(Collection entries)
━━━━━━━━

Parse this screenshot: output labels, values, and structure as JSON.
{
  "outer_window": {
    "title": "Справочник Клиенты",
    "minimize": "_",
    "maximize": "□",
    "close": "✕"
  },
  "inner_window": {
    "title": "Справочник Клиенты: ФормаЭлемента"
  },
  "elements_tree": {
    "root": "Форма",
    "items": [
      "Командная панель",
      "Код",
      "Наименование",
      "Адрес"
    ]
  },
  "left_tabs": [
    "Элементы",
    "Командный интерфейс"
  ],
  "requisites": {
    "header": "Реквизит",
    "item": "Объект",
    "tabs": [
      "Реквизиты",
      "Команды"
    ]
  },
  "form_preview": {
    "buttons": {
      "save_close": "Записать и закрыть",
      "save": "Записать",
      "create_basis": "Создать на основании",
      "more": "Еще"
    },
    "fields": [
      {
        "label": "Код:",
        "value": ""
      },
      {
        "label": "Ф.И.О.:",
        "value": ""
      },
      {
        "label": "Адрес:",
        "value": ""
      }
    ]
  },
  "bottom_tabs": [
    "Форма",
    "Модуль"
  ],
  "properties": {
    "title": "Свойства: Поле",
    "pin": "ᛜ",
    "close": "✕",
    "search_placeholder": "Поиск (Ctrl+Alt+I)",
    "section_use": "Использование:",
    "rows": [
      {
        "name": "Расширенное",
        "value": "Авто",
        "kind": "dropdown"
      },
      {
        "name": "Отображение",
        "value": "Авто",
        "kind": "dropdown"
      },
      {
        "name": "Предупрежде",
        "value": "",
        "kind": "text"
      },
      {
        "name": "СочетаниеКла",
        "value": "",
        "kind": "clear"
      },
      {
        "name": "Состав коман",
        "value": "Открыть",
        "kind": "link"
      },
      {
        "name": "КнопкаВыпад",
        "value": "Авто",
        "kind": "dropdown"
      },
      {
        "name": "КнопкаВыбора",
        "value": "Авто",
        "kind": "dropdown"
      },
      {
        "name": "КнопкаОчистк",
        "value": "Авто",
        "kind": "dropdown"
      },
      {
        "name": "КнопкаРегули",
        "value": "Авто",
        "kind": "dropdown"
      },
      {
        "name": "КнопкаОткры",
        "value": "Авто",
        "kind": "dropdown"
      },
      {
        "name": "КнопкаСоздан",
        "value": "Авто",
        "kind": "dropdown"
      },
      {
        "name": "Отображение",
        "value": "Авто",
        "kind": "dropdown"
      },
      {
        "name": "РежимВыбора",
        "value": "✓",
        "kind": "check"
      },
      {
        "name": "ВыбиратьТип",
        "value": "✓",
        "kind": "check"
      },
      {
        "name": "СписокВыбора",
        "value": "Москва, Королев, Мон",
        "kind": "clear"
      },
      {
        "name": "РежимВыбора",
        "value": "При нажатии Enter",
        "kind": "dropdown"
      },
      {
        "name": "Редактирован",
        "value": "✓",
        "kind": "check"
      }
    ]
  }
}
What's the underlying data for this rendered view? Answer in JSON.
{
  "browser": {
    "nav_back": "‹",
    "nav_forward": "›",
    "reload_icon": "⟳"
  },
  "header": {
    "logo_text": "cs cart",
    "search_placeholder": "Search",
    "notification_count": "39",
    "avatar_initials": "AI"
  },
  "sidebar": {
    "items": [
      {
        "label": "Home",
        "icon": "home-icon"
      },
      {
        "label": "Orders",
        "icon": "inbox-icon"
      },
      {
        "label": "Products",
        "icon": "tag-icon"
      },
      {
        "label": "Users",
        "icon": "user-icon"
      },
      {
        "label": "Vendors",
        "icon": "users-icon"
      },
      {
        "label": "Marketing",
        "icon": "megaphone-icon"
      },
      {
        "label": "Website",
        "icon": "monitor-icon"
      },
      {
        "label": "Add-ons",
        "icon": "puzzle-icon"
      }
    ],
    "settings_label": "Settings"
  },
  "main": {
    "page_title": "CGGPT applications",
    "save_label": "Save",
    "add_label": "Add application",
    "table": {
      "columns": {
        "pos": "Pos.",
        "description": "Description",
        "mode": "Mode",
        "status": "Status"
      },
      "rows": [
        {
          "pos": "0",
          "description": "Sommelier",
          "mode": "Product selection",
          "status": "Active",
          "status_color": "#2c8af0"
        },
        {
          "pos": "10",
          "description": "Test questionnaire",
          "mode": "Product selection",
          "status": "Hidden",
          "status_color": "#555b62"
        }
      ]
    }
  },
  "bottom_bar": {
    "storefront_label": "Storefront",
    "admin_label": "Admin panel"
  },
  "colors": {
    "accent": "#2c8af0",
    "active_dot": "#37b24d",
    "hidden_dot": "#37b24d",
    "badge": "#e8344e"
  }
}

━━━━━━━━

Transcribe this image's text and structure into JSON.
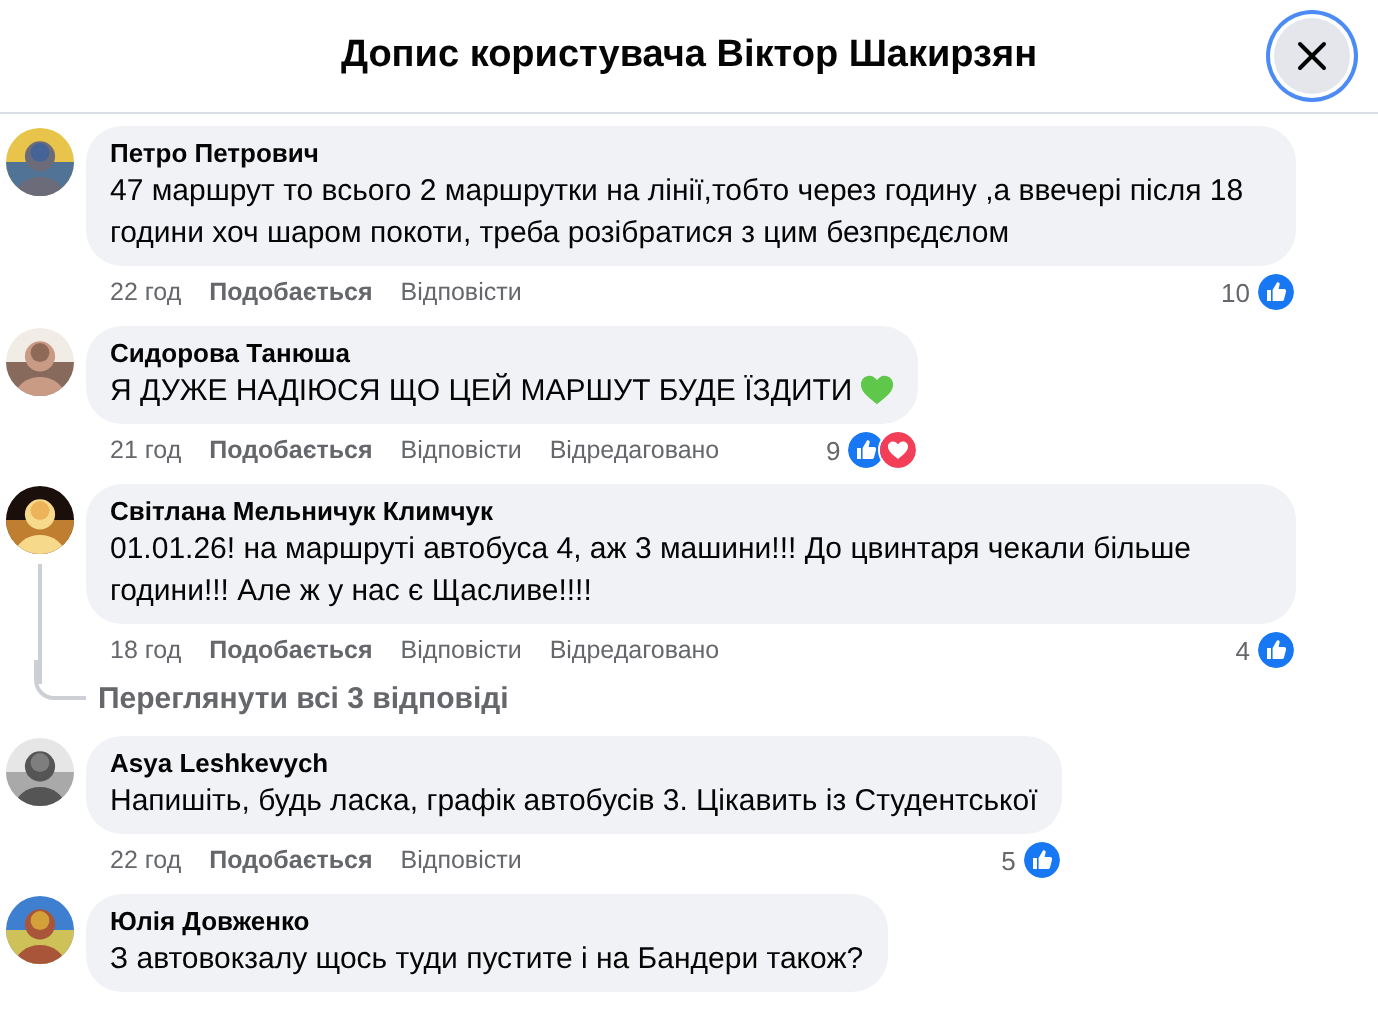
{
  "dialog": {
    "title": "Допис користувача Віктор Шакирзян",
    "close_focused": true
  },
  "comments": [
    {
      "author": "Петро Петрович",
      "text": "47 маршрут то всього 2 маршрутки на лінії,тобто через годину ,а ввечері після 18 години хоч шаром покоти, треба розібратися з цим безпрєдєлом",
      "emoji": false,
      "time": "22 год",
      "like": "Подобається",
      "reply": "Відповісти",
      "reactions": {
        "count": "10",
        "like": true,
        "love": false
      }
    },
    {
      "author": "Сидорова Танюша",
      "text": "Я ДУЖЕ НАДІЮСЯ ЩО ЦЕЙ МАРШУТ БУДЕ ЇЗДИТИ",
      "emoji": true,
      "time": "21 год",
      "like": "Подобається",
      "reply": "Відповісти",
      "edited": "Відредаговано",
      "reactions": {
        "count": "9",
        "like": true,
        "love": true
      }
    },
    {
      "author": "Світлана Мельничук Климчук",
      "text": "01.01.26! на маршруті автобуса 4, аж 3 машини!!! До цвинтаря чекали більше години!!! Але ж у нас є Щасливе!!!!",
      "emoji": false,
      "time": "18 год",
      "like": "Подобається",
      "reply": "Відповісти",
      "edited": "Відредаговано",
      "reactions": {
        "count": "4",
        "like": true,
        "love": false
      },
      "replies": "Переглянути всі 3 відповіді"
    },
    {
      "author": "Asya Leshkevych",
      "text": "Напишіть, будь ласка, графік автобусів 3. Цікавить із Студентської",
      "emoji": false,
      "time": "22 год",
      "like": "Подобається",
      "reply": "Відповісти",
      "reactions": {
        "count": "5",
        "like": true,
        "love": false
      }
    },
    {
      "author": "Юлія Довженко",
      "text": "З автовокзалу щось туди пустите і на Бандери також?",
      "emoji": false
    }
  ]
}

━━━━━━━━

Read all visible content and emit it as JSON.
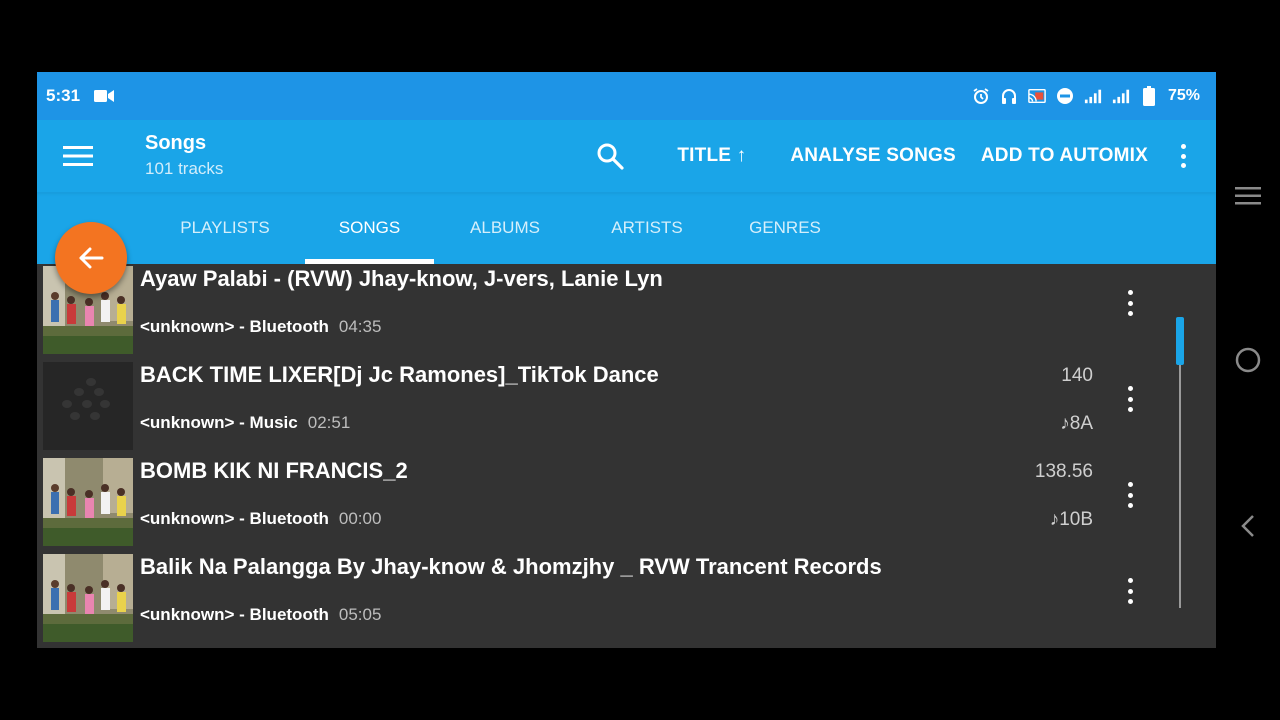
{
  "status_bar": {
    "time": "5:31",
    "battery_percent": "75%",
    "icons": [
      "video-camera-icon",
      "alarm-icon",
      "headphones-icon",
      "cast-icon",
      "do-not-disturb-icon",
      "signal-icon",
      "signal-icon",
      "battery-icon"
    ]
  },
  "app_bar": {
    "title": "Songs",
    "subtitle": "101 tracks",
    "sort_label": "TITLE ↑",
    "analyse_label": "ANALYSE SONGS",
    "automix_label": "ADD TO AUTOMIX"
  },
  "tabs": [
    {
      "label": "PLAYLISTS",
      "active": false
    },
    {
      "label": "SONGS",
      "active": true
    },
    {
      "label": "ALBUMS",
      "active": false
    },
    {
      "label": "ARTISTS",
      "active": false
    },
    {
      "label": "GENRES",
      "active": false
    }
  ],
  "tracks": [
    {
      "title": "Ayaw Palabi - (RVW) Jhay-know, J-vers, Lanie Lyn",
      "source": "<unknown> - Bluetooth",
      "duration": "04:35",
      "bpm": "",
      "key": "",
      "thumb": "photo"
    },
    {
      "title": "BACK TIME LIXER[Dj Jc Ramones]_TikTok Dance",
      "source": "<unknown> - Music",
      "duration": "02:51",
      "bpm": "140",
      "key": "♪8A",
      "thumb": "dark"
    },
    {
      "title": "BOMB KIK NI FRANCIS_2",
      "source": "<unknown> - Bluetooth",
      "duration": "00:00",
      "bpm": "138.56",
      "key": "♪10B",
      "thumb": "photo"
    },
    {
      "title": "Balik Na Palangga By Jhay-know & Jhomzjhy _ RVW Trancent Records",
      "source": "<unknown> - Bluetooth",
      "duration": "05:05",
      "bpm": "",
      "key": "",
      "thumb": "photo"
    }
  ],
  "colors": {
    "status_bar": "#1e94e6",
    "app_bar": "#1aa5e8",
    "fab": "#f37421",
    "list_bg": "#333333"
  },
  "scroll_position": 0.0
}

━━━━━━━━

| OBJECTIVE |
Identify the lines in the entries above that contain "structure", then copy them out.

| THE ANSWER |
Parse this screenshot: output labels, values, and structure as JSON.
Transcribe this image's text and structure into JSON.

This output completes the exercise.